[start of DATASET RECORDS]

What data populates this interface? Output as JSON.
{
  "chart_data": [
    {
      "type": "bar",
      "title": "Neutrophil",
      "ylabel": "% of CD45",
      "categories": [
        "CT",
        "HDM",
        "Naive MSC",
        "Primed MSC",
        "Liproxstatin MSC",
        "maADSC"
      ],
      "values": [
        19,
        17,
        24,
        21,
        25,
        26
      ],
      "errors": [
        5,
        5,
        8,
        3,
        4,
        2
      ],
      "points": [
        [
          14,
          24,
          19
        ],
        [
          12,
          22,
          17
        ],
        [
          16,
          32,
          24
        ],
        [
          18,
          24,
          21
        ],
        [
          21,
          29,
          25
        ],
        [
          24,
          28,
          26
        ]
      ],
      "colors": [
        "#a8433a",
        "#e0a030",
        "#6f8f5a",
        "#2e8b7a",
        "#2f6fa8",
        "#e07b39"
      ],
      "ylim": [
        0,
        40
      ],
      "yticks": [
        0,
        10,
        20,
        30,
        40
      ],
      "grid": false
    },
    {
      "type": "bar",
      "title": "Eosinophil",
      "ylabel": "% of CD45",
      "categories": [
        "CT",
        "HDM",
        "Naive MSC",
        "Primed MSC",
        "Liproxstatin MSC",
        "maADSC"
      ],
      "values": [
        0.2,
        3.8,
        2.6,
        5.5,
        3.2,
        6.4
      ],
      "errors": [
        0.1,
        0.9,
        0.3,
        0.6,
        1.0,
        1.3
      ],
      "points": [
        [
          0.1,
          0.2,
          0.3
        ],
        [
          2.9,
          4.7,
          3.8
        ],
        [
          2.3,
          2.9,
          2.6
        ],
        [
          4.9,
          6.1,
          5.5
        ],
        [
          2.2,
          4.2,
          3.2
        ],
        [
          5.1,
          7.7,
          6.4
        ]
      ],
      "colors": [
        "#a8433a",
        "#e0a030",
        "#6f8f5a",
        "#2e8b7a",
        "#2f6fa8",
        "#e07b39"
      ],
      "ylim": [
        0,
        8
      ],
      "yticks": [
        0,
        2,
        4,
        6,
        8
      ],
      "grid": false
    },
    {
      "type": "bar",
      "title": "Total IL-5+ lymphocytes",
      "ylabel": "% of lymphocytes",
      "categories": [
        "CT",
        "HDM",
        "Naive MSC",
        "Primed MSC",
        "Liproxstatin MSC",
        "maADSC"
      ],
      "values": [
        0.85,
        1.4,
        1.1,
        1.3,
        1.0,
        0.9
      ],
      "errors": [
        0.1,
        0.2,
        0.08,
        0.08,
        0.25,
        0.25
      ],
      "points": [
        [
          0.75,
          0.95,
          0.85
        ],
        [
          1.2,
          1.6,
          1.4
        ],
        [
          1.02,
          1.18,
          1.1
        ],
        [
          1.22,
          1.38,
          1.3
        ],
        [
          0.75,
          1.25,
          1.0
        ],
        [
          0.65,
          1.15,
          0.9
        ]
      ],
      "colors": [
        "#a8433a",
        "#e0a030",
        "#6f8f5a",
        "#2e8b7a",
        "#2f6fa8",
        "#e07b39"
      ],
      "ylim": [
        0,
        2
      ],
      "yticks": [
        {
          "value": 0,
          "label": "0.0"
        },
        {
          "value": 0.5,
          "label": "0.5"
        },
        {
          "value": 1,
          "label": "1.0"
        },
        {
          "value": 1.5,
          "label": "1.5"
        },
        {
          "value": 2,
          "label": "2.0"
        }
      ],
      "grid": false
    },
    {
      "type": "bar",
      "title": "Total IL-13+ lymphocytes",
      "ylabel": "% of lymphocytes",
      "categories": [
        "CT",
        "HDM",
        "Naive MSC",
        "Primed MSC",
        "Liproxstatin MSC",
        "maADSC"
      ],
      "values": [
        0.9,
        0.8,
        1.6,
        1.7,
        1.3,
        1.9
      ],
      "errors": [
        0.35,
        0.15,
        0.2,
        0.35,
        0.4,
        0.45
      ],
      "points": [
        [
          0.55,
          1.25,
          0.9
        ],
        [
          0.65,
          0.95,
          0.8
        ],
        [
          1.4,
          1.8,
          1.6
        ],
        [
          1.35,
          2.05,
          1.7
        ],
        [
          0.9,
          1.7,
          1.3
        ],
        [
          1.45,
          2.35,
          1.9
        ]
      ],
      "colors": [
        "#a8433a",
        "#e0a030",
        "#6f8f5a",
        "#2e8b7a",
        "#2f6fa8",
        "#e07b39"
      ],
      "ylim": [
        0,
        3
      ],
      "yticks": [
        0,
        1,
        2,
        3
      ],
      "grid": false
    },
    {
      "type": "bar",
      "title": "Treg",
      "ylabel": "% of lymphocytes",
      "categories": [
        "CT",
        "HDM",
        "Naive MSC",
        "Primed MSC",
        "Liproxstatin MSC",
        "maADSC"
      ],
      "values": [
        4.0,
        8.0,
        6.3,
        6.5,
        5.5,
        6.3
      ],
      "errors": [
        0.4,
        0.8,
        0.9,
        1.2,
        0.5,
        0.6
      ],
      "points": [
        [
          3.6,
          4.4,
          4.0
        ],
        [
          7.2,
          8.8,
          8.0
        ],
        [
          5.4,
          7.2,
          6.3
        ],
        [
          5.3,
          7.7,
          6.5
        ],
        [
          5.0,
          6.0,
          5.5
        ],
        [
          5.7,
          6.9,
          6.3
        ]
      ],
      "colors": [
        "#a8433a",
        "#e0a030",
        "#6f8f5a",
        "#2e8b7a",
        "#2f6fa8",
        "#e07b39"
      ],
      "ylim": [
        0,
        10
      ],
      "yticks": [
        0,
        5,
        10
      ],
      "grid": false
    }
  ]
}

[end of DATASET RECORDS]

WHAT YOU WILL DO
Show every line from the entries above in which "title" appears.

FULL RESPONSE
      "title": "Neutrophil",
      "title": "Eosinophil",
      "title": "Total IL-5+ lymphocytes",
      "title": "Total IL-13+ lymphocytes",
      "title": "Treg",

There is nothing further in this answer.